SOURCE RECORDS:
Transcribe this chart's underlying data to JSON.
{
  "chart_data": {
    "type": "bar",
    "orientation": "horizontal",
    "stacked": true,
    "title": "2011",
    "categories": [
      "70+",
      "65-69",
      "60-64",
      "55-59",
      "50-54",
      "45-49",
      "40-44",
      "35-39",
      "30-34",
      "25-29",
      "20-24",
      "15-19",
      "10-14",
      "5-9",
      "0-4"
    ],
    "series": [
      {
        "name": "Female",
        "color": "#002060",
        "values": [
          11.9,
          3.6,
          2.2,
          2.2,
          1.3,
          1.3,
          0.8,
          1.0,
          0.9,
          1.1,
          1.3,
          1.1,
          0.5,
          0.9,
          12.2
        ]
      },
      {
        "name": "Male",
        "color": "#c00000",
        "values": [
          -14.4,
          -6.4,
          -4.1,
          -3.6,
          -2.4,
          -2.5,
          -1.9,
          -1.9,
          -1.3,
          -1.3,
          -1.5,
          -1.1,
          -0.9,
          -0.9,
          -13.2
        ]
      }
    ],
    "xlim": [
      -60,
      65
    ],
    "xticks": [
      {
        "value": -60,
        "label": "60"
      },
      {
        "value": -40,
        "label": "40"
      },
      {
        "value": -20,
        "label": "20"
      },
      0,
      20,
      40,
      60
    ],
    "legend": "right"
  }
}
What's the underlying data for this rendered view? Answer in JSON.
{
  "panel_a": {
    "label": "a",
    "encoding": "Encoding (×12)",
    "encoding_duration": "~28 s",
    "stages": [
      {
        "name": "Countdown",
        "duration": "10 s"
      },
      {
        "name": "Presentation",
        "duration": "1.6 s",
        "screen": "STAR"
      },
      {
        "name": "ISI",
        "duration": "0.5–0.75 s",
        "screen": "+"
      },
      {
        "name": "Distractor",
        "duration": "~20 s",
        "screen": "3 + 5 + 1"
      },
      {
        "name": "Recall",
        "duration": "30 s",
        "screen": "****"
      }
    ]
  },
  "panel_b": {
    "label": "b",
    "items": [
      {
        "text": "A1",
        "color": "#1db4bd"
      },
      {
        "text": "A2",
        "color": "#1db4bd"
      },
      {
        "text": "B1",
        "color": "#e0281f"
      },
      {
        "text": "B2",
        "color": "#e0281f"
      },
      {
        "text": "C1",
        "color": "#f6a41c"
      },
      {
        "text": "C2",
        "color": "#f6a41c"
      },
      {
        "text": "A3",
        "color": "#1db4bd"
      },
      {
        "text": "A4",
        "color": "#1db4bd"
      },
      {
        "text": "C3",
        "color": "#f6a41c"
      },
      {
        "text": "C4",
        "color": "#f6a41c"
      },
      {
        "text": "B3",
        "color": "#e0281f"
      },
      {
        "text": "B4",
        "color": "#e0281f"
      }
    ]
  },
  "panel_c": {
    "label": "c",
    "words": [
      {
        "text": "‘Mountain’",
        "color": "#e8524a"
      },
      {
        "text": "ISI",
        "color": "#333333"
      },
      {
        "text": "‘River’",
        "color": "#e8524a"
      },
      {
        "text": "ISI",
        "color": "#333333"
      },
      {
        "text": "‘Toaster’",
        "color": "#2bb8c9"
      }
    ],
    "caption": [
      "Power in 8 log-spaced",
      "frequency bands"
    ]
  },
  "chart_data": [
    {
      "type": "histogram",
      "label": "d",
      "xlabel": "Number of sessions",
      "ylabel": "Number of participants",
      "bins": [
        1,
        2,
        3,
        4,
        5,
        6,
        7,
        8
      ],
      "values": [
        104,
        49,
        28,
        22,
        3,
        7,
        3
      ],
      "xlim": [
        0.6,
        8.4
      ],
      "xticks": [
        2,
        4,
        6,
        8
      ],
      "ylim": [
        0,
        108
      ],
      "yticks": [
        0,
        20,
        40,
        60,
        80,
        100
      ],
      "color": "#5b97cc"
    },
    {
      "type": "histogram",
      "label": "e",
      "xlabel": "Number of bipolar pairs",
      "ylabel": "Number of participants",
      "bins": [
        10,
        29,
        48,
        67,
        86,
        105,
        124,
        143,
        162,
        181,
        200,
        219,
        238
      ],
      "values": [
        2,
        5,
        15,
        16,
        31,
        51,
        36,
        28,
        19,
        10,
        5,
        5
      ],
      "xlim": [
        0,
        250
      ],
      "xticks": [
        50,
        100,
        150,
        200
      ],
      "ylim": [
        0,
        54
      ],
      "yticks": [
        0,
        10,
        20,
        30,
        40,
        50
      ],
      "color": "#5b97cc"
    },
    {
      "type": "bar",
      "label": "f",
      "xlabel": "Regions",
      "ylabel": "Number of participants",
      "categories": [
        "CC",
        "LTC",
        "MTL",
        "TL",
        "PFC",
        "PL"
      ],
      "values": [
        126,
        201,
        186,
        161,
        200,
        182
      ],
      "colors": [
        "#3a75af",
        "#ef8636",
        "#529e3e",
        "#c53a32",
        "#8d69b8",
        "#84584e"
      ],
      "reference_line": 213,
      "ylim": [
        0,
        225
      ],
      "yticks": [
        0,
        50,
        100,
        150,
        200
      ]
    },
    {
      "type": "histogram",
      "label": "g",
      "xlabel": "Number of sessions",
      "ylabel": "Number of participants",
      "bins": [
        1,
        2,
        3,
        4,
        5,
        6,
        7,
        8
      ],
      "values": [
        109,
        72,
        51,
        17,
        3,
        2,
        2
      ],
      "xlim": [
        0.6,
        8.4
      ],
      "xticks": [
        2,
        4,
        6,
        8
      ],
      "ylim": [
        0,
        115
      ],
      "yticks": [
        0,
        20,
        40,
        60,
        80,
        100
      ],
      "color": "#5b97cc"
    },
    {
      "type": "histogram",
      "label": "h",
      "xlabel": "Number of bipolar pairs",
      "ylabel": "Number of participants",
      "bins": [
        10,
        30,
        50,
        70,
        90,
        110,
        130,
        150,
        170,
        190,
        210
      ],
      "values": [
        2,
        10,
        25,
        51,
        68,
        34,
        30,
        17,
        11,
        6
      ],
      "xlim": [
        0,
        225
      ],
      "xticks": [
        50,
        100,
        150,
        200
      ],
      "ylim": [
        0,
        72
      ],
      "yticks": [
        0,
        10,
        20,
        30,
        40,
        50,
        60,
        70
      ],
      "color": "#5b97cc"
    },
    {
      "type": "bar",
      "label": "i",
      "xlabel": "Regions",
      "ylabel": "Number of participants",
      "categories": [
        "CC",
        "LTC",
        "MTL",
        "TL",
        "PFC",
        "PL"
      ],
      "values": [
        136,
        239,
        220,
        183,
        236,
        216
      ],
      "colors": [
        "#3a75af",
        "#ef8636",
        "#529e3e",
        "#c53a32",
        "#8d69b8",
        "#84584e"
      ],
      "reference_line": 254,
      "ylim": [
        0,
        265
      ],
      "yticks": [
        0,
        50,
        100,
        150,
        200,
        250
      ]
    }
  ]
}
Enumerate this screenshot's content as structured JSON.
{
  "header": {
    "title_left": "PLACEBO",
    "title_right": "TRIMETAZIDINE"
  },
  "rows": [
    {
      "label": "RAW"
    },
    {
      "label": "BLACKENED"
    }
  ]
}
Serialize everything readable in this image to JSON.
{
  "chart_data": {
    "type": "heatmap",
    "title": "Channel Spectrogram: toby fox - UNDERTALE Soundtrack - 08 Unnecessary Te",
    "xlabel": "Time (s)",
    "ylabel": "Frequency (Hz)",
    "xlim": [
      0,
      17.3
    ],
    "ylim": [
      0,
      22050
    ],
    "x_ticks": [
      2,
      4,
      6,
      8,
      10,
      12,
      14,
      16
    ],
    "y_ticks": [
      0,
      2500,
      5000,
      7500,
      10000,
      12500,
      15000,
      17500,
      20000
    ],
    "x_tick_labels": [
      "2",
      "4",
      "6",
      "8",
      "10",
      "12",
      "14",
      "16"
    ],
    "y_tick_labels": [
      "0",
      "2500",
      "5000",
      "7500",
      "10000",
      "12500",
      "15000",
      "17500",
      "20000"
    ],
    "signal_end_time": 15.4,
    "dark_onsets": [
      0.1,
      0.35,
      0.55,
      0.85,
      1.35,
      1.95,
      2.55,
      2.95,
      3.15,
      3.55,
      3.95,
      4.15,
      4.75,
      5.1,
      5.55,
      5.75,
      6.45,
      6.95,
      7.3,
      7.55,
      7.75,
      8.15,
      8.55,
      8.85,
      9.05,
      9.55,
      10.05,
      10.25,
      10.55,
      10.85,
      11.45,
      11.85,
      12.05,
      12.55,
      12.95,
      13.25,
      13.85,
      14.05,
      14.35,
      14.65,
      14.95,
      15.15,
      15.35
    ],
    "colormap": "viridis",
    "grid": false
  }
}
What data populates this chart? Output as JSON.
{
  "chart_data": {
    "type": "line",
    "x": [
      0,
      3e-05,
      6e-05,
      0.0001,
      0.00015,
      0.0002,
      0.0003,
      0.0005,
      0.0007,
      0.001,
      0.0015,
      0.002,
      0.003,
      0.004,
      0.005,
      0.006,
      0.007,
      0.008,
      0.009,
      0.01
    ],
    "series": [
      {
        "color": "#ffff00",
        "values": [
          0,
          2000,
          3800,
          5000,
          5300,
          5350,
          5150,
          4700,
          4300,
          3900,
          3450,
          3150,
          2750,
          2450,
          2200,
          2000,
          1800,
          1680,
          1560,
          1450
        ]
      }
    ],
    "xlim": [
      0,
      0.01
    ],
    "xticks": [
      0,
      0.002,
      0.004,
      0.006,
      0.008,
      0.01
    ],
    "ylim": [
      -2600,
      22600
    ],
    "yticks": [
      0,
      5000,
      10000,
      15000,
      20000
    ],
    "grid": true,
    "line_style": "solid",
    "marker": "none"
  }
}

YOUR OBJECTIVE: Gather each line from the entries above that includes the word "JSON".

RESPONSE:
Transcribe this chart's underlying data to JSON.
What's the underlying data for this rendered view? Answer in JSON.
Enumerate this screenshot's content as structured JSON.
Serialize everything readable in this image to JSON.
What data populates this chart? Output as JSON.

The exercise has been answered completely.